▶ **Task requirements**: Say how many lines of these entries include the word "unsplash", and answer with the number alone.

(Data entries)
------------------------

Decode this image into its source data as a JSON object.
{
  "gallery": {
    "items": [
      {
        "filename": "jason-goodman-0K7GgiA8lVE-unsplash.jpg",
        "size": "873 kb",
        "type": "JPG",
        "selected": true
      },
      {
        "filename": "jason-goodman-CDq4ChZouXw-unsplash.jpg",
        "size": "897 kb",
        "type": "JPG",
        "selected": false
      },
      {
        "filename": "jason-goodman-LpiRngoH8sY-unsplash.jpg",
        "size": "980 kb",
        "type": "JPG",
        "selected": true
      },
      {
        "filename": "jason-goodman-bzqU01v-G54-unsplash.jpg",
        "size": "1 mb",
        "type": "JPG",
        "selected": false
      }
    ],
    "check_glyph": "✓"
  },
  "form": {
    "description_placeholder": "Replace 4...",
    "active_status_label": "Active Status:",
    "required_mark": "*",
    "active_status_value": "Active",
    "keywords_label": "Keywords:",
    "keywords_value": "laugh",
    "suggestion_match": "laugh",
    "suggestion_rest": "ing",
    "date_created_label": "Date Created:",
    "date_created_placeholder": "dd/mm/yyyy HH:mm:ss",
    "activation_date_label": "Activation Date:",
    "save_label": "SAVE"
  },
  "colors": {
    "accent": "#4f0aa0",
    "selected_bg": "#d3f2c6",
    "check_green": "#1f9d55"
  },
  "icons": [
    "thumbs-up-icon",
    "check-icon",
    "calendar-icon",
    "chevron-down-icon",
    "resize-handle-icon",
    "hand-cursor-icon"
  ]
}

------------------------

▶ **Solution to this exercise**: 4